*AIM:*
Leave out the pictures and reproduce all of the data exactly.

Figure record listings
----
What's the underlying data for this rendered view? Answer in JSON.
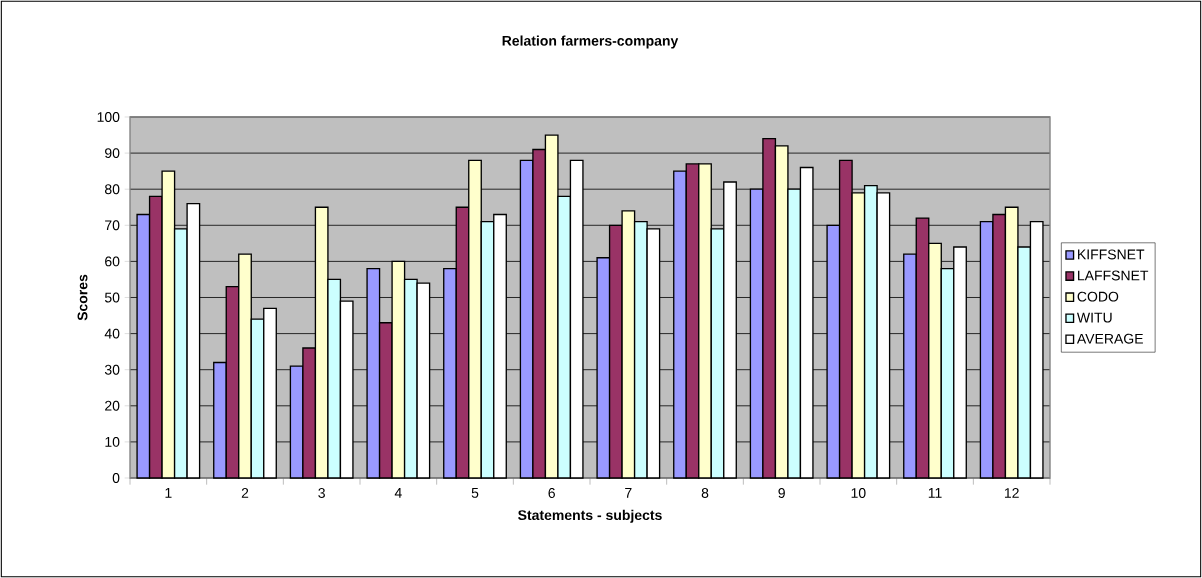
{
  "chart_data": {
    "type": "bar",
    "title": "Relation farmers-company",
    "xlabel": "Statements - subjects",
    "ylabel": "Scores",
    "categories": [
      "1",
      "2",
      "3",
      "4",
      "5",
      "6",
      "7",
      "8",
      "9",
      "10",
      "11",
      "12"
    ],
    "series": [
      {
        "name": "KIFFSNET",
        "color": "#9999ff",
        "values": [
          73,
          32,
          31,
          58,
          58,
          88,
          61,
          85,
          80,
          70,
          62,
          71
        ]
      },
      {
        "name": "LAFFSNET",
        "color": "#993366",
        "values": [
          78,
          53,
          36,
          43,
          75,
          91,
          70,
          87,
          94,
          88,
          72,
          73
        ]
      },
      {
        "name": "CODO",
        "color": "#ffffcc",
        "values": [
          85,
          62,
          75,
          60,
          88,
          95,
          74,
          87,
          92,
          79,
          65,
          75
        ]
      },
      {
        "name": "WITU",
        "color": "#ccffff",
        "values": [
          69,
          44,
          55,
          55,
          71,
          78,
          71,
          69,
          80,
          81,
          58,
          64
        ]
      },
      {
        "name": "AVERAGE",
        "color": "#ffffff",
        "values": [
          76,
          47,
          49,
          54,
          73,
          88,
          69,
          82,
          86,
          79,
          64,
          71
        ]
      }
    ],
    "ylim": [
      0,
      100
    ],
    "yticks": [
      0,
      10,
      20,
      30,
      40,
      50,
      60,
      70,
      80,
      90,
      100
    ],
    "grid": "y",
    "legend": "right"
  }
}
----
*SOLUTION TO THE EXERCISE:*
What's the underlying data for this rendered view? Answer in JSON.
{
  "chart_data": {
    "type": "bar",
    "title": "Relation farmers-company",
    "xlabel": "Statements - subjects",
    "ylabel": "Scores",
    "categories": [
      "1",
      "2",
      "3",
      "4",
      "5",
      "6",
      "7",
      "8",
      "9",
      "10",
      "11",
      "12"
    ],
    "series": [
      {
        "name": "KIFFSNET",
        "color": "#9999ff",
        "values": [
          73,
          32,
          31,
          58,
          58,
          88,
          61,
          85,
          80,
          70,
          62,
          71
        ]
      },
      {
        "name": "LAFFSNET",
        "color": "#993366",
        "values": [
          78,
          53,
          36,
          43,
          75,
          91,
          70,
          87,
          94,
          88,
          72,
          73
        ]
      },
      {
        "name": "CODO",
        "color": "#ffffcc",
        "values": [
          85,
          62,
          75,
          60,
          88,
          95,
          74,
          87,
          92,
          79,
          65,
          75
        ]
      },
      {
        "name": "WITU",
        "color": "#ccffff",
        "values": [
          69,
          44,
          55,
          55,
          71,
          78,
          71,
          69,
          80,
          81,
          58,
          64
        ]
      },
      {
        "name": "AVERAGE",
        "color": "#ffffff",
        "values": [
          76,
          47,
          49,
          54,
          73,
          88,
          69,
          82,
          86,
          79,
          64,
          71
        ]
      }
    ],
    "ylim": [
      0,
      100
    ],
    "yticks": [
      0,
      10,
      20,
      30,
      40,
      50,
      60,
      70,
      80,
      90,
      100
    ],
    "grid": "y",
    "legend": "right"
  }
}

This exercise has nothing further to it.